> **Goal of the exercise**: Look through the data below. Show each line where the string "image" occurs.

> **Working data**:
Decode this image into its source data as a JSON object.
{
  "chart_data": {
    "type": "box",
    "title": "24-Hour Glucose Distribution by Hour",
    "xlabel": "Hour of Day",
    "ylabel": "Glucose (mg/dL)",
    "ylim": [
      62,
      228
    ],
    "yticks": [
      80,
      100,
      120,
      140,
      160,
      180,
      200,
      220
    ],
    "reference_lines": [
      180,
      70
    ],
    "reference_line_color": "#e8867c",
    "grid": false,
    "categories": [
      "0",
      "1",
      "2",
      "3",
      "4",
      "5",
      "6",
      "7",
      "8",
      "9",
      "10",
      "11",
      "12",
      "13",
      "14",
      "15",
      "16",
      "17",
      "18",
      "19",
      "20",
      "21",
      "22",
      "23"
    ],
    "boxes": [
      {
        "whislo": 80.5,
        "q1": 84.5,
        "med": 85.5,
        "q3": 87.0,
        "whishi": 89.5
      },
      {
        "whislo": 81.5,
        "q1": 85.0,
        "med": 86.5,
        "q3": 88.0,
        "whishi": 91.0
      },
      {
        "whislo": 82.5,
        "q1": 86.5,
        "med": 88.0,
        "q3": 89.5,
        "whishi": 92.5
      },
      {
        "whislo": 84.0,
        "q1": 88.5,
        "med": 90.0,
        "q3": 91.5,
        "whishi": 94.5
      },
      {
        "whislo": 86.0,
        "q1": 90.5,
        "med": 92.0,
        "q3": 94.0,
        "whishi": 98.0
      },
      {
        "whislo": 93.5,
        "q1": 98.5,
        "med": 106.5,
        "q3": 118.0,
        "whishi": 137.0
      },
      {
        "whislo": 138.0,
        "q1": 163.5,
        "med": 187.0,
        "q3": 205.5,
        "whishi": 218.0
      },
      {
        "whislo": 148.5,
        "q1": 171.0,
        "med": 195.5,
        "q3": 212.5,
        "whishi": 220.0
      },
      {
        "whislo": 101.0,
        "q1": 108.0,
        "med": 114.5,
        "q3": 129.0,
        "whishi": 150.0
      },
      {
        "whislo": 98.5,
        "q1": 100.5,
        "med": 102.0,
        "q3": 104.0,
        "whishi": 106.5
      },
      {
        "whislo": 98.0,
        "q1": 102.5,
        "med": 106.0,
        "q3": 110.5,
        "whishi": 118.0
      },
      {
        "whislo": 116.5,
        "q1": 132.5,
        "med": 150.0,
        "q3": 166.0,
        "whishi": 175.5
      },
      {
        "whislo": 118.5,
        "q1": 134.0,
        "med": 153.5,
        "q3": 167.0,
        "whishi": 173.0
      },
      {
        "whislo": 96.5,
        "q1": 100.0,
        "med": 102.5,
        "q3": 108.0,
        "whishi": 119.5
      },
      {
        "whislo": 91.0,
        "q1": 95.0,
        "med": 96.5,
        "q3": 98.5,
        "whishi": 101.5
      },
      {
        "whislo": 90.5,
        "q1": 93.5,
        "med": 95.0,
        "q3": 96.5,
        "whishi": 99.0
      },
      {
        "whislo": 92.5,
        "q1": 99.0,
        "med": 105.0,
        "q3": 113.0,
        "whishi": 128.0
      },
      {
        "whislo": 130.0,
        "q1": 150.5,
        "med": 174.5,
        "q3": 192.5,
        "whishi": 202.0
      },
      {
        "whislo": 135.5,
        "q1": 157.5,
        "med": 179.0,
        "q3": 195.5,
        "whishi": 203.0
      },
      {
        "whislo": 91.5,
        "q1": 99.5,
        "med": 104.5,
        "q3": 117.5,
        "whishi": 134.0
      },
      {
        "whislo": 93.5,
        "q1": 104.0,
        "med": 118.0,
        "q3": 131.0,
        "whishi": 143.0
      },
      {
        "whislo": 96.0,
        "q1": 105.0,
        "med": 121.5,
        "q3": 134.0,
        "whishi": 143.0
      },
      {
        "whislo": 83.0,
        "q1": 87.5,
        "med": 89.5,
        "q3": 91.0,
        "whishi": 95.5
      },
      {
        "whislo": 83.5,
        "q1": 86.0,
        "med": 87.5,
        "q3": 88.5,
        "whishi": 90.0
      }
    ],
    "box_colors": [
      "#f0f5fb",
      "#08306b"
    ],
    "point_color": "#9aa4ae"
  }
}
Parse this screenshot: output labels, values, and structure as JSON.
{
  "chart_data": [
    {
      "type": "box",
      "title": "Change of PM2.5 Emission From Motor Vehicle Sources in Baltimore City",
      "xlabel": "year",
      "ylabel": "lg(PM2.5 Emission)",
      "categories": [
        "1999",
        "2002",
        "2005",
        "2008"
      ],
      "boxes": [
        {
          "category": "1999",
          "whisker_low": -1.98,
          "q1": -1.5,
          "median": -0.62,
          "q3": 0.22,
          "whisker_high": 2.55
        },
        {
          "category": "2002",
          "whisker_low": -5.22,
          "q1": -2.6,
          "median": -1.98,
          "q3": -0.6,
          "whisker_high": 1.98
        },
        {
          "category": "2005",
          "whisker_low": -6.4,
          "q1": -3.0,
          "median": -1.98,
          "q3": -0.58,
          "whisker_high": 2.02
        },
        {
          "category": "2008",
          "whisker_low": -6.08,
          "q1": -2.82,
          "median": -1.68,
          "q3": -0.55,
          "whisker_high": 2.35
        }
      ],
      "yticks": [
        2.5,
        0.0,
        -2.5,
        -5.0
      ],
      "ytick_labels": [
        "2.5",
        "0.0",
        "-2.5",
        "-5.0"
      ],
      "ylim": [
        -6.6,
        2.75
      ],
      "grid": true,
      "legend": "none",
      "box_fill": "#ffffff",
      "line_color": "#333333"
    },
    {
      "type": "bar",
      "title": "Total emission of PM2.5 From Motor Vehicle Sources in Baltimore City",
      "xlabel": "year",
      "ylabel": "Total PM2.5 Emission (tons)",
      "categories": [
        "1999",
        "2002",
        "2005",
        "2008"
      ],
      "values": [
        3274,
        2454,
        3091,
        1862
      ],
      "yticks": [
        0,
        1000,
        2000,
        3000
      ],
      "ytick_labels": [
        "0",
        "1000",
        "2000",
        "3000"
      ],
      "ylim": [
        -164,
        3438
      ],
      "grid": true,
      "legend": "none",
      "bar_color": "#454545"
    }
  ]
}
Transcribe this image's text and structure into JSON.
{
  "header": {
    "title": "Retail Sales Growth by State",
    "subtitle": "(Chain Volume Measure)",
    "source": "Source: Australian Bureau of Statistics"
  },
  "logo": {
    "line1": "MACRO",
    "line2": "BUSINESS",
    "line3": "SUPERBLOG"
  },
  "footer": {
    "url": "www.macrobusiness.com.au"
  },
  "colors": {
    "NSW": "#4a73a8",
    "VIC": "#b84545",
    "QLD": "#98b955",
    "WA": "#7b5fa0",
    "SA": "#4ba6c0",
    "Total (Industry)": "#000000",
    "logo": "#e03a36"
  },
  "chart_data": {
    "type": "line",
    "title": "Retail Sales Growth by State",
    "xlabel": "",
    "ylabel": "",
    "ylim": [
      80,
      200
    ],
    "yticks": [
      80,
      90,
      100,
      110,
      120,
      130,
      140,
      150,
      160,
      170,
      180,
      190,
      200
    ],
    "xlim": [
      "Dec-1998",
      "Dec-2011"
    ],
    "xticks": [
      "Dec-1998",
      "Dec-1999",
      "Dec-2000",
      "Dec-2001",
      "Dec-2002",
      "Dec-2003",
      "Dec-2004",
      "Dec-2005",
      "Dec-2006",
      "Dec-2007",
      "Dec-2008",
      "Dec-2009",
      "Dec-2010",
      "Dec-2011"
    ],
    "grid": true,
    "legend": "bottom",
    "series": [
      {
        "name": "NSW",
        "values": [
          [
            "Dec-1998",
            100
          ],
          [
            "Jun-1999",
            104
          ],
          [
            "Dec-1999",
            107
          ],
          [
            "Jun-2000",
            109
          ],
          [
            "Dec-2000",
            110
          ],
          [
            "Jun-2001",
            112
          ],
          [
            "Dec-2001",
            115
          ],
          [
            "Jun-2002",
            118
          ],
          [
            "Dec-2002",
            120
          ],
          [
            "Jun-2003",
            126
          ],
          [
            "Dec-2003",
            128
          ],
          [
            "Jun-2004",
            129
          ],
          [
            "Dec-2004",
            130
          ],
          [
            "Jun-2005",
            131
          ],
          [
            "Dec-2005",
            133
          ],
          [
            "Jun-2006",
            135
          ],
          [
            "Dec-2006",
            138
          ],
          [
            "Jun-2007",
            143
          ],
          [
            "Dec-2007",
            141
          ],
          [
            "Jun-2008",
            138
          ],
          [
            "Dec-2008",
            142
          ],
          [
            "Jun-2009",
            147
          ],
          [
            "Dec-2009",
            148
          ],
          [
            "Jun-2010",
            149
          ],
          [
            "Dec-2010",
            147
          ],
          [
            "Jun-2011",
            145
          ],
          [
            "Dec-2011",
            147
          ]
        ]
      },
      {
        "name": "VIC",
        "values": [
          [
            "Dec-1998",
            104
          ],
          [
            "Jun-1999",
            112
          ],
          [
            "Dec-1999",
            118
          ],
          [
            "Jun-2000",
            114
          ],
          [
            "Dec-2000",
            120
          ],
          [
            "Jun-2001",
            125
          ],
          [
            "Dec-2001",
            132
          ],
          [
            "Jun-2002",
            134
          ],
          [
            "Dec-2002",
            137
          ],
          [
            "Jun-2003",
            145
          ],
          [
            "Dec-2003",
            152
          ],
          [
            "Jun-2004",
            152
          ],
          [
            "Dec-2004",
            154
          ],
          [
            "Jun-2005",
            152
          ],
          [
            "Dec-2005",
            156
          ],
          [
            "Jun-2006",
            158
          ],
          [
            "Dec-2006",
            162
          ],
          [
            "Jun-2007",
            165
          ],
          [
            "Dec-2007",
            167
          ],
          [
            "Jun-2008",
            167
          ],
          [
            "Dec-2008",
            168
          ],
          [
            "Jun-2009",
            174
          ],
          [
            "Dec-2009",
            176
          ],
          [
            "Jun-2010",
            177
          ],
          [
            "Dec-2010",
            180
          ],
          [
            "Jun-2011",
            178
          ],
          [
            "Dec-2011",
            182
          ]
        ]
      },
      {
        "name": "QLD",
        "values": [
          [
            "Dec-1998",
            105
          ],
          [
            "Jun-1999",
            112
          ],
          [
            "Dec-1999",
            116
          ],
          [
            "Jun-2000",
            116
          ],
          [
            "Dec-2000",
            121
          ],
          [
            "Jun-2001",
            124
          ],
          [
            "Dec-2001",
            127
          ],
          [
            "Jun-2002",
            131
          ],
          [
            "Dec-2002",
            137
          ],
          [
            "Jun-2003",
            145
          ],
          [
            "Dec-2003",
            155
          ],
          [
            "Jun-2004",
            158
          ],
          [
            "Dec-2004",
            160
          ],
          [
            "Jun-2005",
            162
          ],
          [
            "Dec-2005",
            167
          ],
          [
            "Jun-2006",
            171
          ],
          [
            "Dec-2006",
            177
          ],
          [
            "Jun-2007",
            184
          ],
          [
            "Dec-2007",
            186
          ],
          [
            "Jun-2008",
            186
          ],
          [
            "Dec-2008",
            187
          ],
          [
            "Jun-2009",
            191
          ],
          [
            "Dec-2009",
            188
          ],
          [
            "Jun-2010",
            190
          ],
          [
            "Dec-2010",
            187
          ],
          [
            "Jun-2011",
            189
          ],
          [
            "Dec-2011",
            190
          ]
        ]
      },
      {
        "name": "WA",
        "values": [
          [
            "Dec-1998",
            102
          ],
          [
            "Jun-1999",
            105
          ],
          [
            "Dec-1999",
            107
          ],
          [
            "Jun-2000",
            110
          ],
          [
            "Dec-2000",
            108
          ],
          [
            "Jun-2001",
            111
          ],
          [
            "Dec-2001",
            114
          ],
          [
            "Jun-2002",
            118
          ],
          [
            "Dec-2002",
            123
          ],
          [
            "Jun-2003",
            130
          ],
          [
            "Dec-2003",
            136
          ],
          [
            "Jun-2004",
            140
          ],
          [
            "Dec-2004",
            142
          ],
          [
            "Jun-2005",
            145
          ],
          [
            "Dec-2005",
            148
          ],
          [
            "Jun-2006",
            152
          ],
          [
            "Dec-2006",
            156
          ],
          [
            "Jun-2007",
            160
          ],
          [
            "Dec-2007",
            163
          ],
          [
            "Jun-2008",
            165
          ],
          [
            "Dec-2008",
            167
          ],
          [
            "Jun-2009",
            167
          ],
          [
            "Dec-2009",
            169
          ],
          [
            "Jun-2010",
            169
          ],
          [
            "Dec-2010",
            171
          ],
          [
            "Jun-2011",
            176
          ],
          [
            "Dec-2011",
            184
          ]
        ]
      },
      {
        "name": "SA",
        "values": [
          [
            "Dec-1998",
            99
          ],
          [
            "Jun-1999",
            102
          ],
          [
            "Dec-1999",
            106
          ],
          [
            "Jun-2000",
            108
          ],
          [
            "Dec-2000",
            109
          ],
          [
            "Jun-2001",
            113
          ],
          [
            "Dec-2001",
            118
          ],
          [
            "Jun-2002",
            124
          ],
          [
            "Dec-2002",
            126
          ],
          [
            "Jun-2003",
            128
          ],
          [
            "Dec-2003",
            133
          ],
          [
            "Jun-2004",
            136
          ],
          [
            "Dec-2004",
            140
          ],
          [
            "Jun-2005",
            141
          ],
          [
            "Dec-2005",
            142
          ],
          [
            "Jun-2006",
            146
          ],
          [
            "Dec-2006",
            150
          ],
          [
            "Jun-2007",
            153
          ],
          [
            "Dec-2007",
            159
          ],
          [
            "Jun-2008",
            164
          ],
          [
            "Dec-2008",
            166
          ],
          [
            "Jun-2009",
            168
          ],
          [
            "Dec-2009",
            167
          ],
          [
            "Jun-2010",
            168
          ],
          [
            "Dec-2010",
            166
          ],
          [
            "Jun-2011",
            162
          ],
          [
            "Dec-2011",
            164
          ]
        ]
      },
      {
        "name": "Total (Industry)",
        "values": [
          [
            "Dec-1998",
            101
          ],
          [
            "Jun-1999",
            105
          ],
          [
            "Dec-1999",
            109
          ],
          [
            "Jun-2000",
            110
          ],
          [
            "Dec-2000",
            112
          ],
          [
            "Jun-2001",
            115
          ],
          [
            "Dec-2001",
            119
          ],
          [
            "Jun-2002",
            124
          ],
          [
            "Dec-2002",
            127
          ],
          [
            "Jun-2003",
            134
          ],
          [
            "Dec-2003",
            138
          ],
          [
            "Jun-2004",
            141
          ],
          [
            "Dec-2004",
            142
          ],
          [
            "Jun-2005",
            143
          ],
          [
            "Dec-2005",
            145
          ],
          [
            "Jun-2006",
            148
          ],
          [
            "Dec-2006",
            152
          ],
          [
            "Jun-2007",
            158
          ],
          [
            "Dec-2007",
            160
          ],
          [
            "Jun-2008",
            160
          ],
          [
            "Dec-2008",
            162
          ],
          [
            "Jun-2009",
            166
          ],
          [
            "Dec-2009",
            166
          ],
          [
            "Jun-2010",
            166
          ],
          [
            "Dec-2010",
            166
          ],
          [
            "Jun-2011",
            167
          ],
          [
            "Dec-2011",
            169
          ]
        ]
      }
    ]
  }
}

> **Solution below**:
Decode this image into its source data as a JSON object.
Transcribe this image's text and structure into JSON.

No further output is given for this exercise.